▶ [Items listed in a dataset]:
— START —

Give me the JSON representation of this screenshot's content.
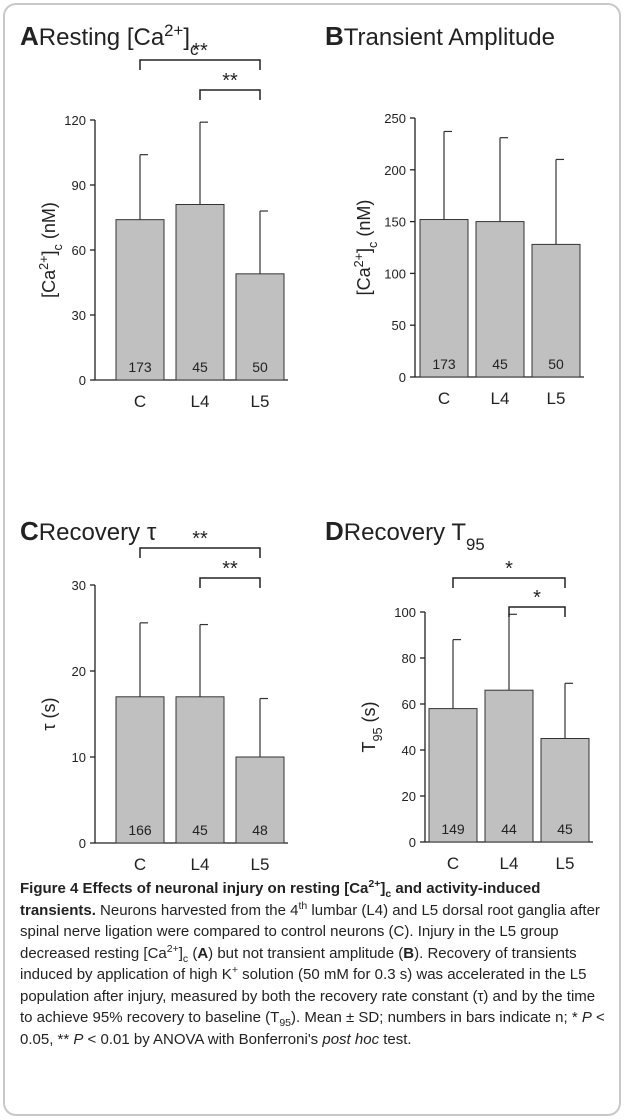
{
  "chart_data": [
    {
      "type": "bar",
      "letter": "A",
      "title": [
        {
          "text": "Resting [Ca"
        },
        {
          "text": "2+",
          "style": "sup"
        },
        {
          "text": "]"
        },
        {
          "text": "c",
          "style": "sub"
        }
      ],
      "ylabel": [
        {
          "text": "[Ca"
        },
        {
          "text": "2+",
          "style": "sup"
        },
        {
          "text": "]"
        },
        {
          "text": "c",
          "style": "sub"
        },
        {
          "text": " (nM)"
        }
      ],
      "categories": [
        "C",
        "L4",
        "L5"
      ],
      "values": [
        74,
        81,
        49
      ],
      "errors": [
        30,
        38,
        29
      ],
      "n_labels": [
        173,
        45,
        50
      ],
      "ylim": [
        0,
        120
      ],
      "yticks": [
        0,
        30,
        60,
        90,
        120
      ],
      "color": "#c0c0c0",
      "significance": [
        {
          "pair": [
            "C",
            "L5"
          ],
          "label": "**"
        },
        {
          "pair": [
            "L4",
            "L5"
          ],
          "label": "**"
        }
      ]
    },
    {
      "type": "bar",
      "letter": "B",
      "title": [
        {
          "text": "Transient Amplitude"
        }
      ],
      "ylabel": [
        {
          "text": "[Ca"
        },
        {
          "text": "2+",
          "style": "sup"
        },
        {
          "text": "]"
        },
        {
          "text": "c",
          "style": "sub"
        },
        {
          "text": " (nM)"
        }
      ],
      "categories": [
        "C",
        "L4",
        "L5"
      ],
      "values": [
        152,
        150,
        128
      ],
      "errors": [
        85,
        81,
        82
      ],
      "n_labels": [
        173,
        45,
        50
      ],
      "ylim": [
        0,
        250
      ],
      "yticks": [
        0,
        50,
        100,
        150,
        200,
        250
      ],
      "color": "#c0c0c0",
      "significance": []
    },
    {
      "type": "bar",
      "letter": "C",
      "title": [
        {
          "text": "Recovery τ"
        }
      ],
      "ylabel": [
        {
          "text": "τ (s)"
        }
      ],
      "categories": [
        "C",
        "L4",
        "L5"
      ],
      "values": [
        17,
        17,
        10
      ],
      "errors": [
        8.6,
        8.4,
        6.8
      ],
      "n_labels": [
        166,
        45,
        48
      ],
      "ylim": [
        0,
        30
      ],
      "yticks": [
        0,
        10,
        20,
        30
      ],
      "color": "#c0c0c0",
      "significance": [
        {
          "pair": [
            "C",
            "L5"
          ],
          "label": "**"
        },
        {
          "pair": [
            "L4",
            "L5"
          ],
          "label": "**"
        }
      ]
    },
    {
      "type": "bar",
      "letter": "D",
      "title": [
        {
          "text": "Recovery T"
        },
        {
          "text": "95",
          "style": "sub"
        }
      ],
      "ylabel": [
        {
          "text": "T"
        },
        {
          "text": "95",
          "style": "sub"
        },
        {
          "text": " (s)"
        }
      ],
      "categories": [
        "C",
        "L4",
        "L5"
      ],
      "values": [
        58,
        66,
        45
      ],
      "errors": [
        30,
        33,
        24
      ],
      "n_labels": [
        149,
        44,
        45
      ],
      "ylim": [
        0,
        100
      ],
      "yticks": [
        0,
        20,
        40,
        60,
        80,
        100
      ],
      "color": "#c0c0c0",
      "significance": [
        {
          "pair": [
            "C",
            "L5"
          ],
          "label": "*"
        },
        {
          "pair": [
            "L4",
            "L5"
          ],
          "label": "*"
        }
      ]
    }
  ],
  "caption": [
    {
      "text": "Figure 4 Effects of neuronal injury on resting [Ca",
      "style": "bold"
    },
    {
      "text": "2+",
      "style": "bold sup"
    },
    {
      "text": "]",
      "style": "bold"
    },
    {
      "text": "c",
      "style": "bold sub"
    },
    {
      "text": " and activity-induced transients.",
      "style": "bold"
    },
    {
      "text": " Neurons harvested from the 4"
    },
    {
      "text": "th",
      "style": "sup"
    },
    {
      "text": " lumbar (L4) and L5 dorsal root ganglia after spinal nerve ligation were compared to control neurons (C). Injury in the L5 group decreased resting [Ca"
    },
    {
      "text": "2+",
      "style": "sup"
    },
    {
      "text": "]"
    },
    {
      "text": "c",
      "style": "sub"
    },
    {
      "text": " ("
    },
    {
      "text": "A",
      "style": "bold"
    },
    {
      "text": ") but not transient amplitude ("
    },
    {
      "text": "B",
      "style": "bold"
    },
    {
      "text": "). Recovery of transients induced by application of high K"
    },
    {
      "text": "+",
      "style": "sup"
    },
    {
      "text": " solution (50 mM for 0.3 s) was accelerated in the L5 population after injury, measured by both the recovery rate constant (τ) and by the time to achieve 95% recovery to baseline (T"
    },
    {
      "text": "95",
      "style": "sub"
    },
    {
      "text": "). Mean ± SD; numbers in bars indicate n; * "
    },
    {
      "text": "P",
      "style": "italic"
    },
    {
      "text": " < 0.05, ** "
    },
    {
      "text": "P",
      "style": "italic"
    },
    {
      "text": " < 0.01 by ANOVA with Bonferroni's "
    },
    {
      "text": "post hoc",
      "style": "italic"
    },
    {
      "text": " test."
    }
  ]
}
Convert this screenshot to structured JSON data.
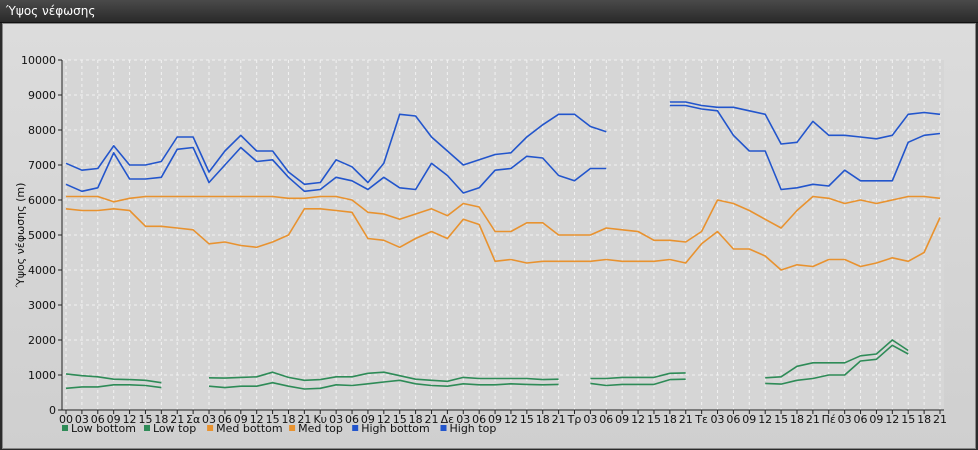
{
  "window": {
    "title": "Ύψος νέφωσης"
  },
  "chart_data": {
    "type": "line",
    "title": "",
    "ylabel": "Ύψος νέφωσης (m)",
    "ylim": [
      0,
      10000
    ],
    "yticks": [
      0,
      1000,
      2000,
      3000,
      4000,
      5000,
      6000,
      7000,
      8000,
      9000,
      10000
    ],
    "categories": [
      "00",
      "03",
      "06",
      "09",
      "12",
      "15",
      "18",
      "21",
      "Σα",
      "03",
      "06",
      "09",
      "12",
      "15",
      "18",
      "21",
      "Κυ",
      "03",
      "06",
      "09",
      "12",
      "15",
      "18",
      "21",
      "Δε",
      "03",
      "06",
      "09",
      "12",
      "15",
      "18",
      "21",
      "Τρ",
      "03",
      "06",
      "09",
      "12",
      "15",
      "18",
      "21",
      "Τε",
      "03",
      "06",
      "09",
      "12",
      "15",
      "18",
      "21",
      "Πέ",
      "03",
      "06",
      "09",
      "12",
      "15",
      "18",
      "21"
    ],
    "grid": true,
    "legend_position": "bottom",
    "series": [
      {
        "name": "Low bottom",
        "color": "#2e8b57",
        "values": [
          620,
          660,
          660,
          720,
          720,
          700,
          640,
          null,
          null,
          680,
          640,
          680,
          680,
          780,
          680,
          600,
          620,
          720,
          700,
          750,
          800,
          850,
          750,
          700,
          680,
          750,
          720,
          720,
          750,
          730,
          720,
          730,
          null,
          760,
          700,
          730,
          730,
          730,
          870,
          880,
          null,
          null,
          null,
          null,
          760,
          740,
          850,
          900,
          1000,
          1000,
          1400,
          1450,
          1850,
          1600,
          null,
          null
        ]
      },
      {
        "name": "Low top",
        "color": "#2e8b57",
        "values": [
          1030,
          980,
          950,
          880,
          870,
          850,
          780,
          null,
          null,
          920,
          910,
          930,
          950,
          1080,
          930,
          850,
          870,
          950,
          950,
          1050,
          1080,
          980,
          880,
          850,
          820,
          930,
          900,
          900,
          900,
          900,
          870,
          880,
          null,
          900,
          900,
          930,
          930,
          930,
          1050,
          1060,
          null,
          null,
          null,
          null,
          920,
          950,
          1250,
          1350,
          1350,
          1350,
          1550,
          1600,
          2000,
          1700,
          null,
          null
        ]
      },
      {
        "name": "Med bottom",
        "color": "#e8922f",
        "values": [
          5750,
          5700,
          5700,
          5750,
          5700,
          5250,
          5250,
          5200,
          5150,
          4750,
          4800,
          4700,
          4650,
          4800,
          5000,
          5750,
          5750,
          5700,
          5650,
          4900,
          4850,
          4650,
          4900,
          5100,
          4900,
          5450,
          5300,
          4250,
          4300,
          4200,
          4250,
          4250,
          4250,
          4250,
          4300,
          4250,
          4250,
          4250,
          4300,
          4200,
          4750,
          5100,
          4600,
          4600,
          4400,
          4000,
          4150,
          4100,
          4300,
          4300,
          4100,
          4200,
          4350,
          4250,
          4500,
          5500
        ]
      },
      {
        "name": "Med top",
        "color": "#e8922f",
        "values": [
          6100,
          6100,
          6100,
          5950,
          6050,
          6100,
          6100,
          6100,
          6100,
          6100,
          6100,
          6100,
          6100,
          6100,
          6050,
          6050,
          6100,
          6100,
          6000,
          5650,
          5600,
          5450,
          5600,
          5750,
          5550,
          5900,
          5800,
          5100,
          5100,
          5350,
          5350,
          5000,
          5000,
          5000,
          5200,
          5150,
          5100,
          4850,
          4850,
          4800,
          5100,
          6000,
          5900,
          5700,
          5450,
          5200,
          5700,
          6100,
          6050,
          5900,
          6000,
          5900,
          6000,
          6100,
          6100,
          6050
        ]
      },
      {
        "name": "High bottom",
        "color": "#2255cc",
        "values": [
          6450,
          6250,
          6350,
          7350,
          6600,
          6600,
          6650,
          7450,
          7500,
          6500,
          7000,
          7500,
          7100,
          7150,
          6650,
          6250,
          6300,
          6650,
          6550,
          6300,
          6650,
          6350,
          6300,
          7050,
          6700,
          6200,
          6350,
          6850,
          6900,
          7250,
          7200,
          6700,
          6550,
          6900,
          6900,
          null,
          null,
          null,
          8700,
          8700,
          8600,
          8550,
          7850,
          7400,
          7400,
          6300,
          6350,
          6450,
          6400,
          6850,
          6550,
          6550,
          6550,
          7650,
          7850,
          7900
        ]
      },
      {
        "name": "High top",
        "color": "#2255cc",
        "values": [
          7050,
          6850,
          6900,
          7550,
          7000,
          7000,
          7100,
          7800,
          7800,
          6800,
          7400,
          7850,
          7400,
          7400,
          6800,
          6450,
          6500,
          7150,
          6950,
          6500,
          7050,
          8450,
          8400,
          7800,
          7400,
          7000,
          7150,
          7300,
          7350,
          7800,
          8150,
          8450,
          8450,
          8100,
          7950,
          null,
          null,
          null,
          8800,
          8800,
          8700,
          8650,
          8650,
          8550,
          8450,
          7600,
          7650,
          8250,
          7850,
          7850,
          7800,
          7750,
          7850,
          8450,
          8500,
          8450
        ]
      }
    ]
  }
}
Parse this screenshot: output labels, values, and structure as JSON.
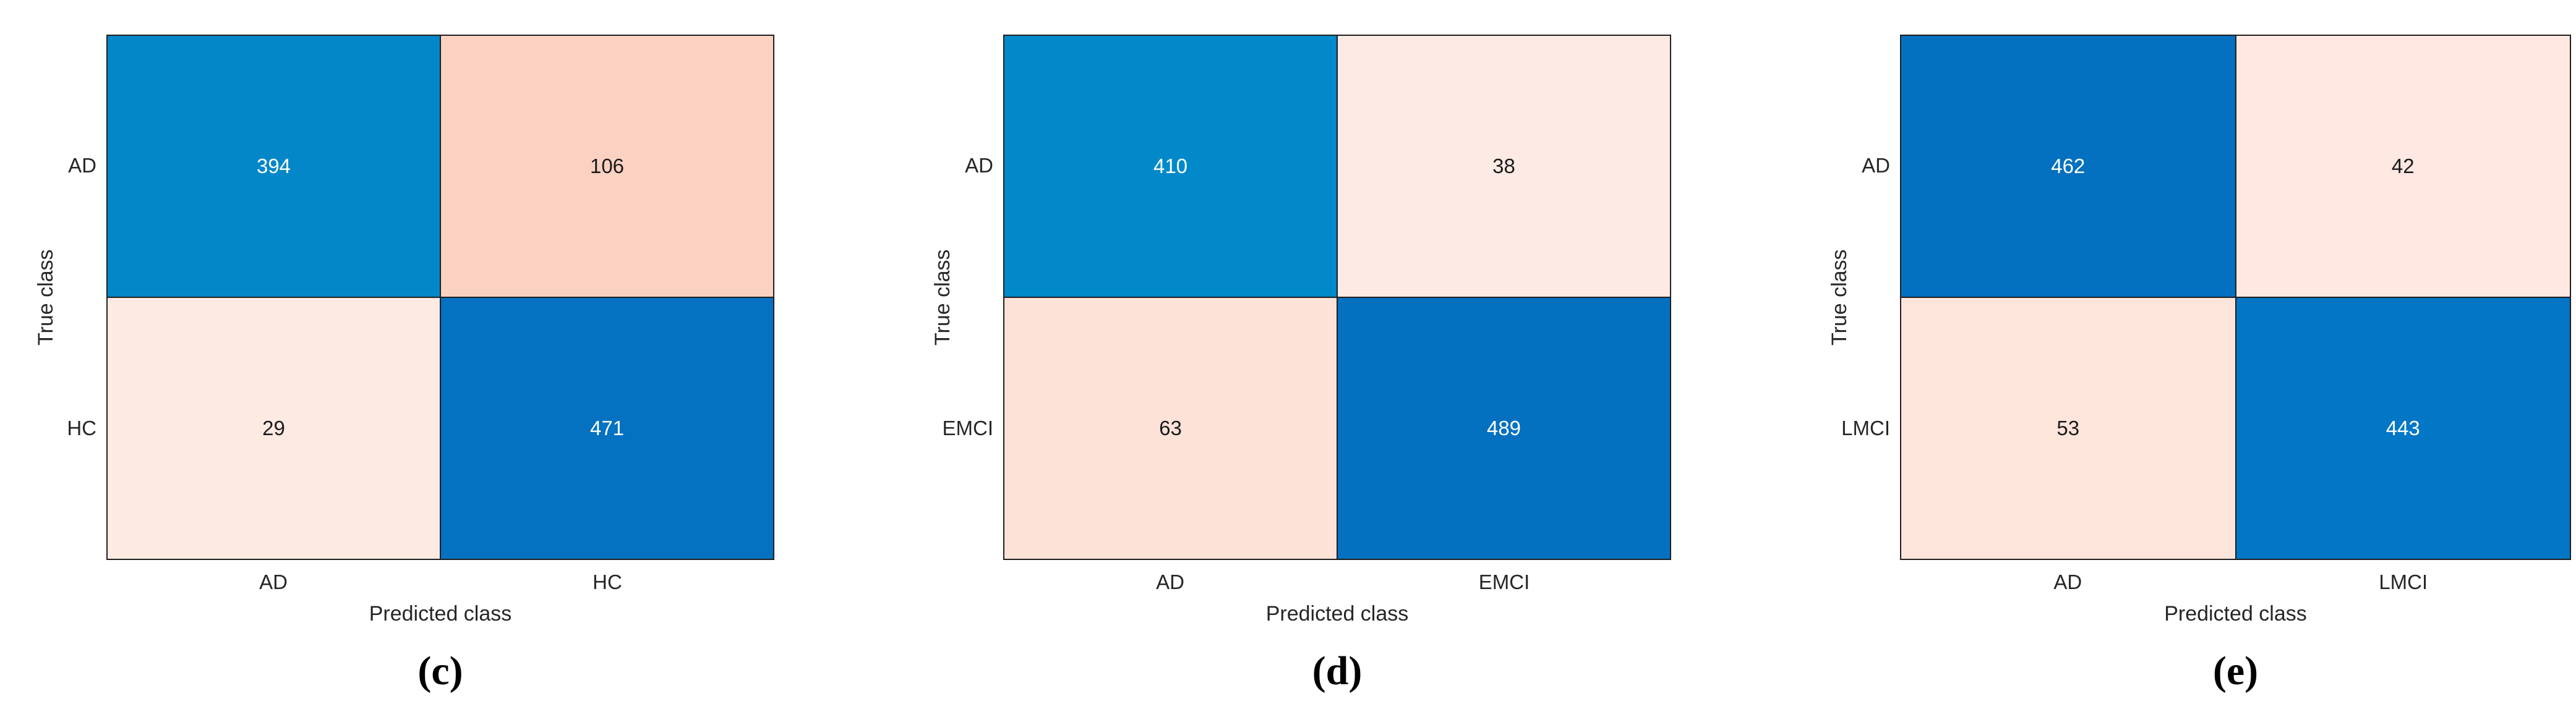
{
  "chart_data": [
    {
      "type": "heatmap",
      "title": "(c)",
      "xlabel": "Predicted class",
      "ylabel": "True class",
      "x_categories": [
        "AD",
        "HC"
      ],
      "y_categories": [
        "AD",
        "HC"
      ],
      "values": [
        [
          394,
          106
        ],
        [
          29,
          471
        ]
      ],
      "cell_colors": [
        [
          "#0487c8",
          "#fbd2c2"
        ],
        [
          "#fdeae3",
          "#0471c1"
        ]
      ],
      "cell_text_colors": [
        [
          "#ffffff",
          "#1a1a1a"
        ],
        [
          "#1a1a1a",
          "#ffffff"
        ]
      ],
      "legend": "none",
      "grid": "off"
    },
    {
      "type": "heatmap",
      "title": "(d)",
      "xlabel": "Predicted class",
      "ylabel": "True class",
      "x_categories": [
        "AD",
        "EMCI"
      ],
      "y_categories": [
        "AD",
        "EMCI"
      ],
      "values": [
        [
          410,
          38
        ],
        [
          63,
          489
        ]
      ],
      "cell_colors": [
        [
          "#0289ca",
          "#fdeae4"
        ],
        [
          "#fce2d7",
          "#0470c0"
        ]
      ],
      "cell_text_colors": [
        [
          "#ffffff",
          "#1a1a1a"
        ],
        [
          "#1a1a1a",
          "#ffffff"
        ]
      ],
      "legend": "none",
      "grid": "off"
    },
    {
      "type": "heatmap",
      "title": "(e)",
      "xlabel": "Predicted class",
      "ylabel": "True class",
      "x_categories": [
        "AD",
        "LMCI"
      ],
      "y_categories": [
        "AD",
        "LMCI"
      ],
      "values": [
        [
          462,
          42
        ],
        [
          53,
          443
        ]
      ],
      "cell_colors": [
        [
          "#0370c0",
          "#fee8e1"
        ],
        [
          "#fee5db",
          "#0377c5"
        ]
      ],
      "cell_text_colors": [
        [
          "#ffffff",
          "#1a1a1a"
        ],
        [
          "#1a1a1a",
          "#ffffff"
        ]
      ],
      "legend": "none",
      "grid": "off"
    }
  ],
  "colors": {
    "matrix_border": "#1f1f1f",
    "axis_text": "#262626",
    "caption_text": "#000000"
  }
}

— END —

▶ [What needs to be done]:
From the records above, copy every line that holds the word "this".

▶ [Exercise result]:
Give me the JSON representation of this screenshot's content.
Convert this screenshot to structured JSON data.
Parse this screenshot: output labels, values, and structure as JSON.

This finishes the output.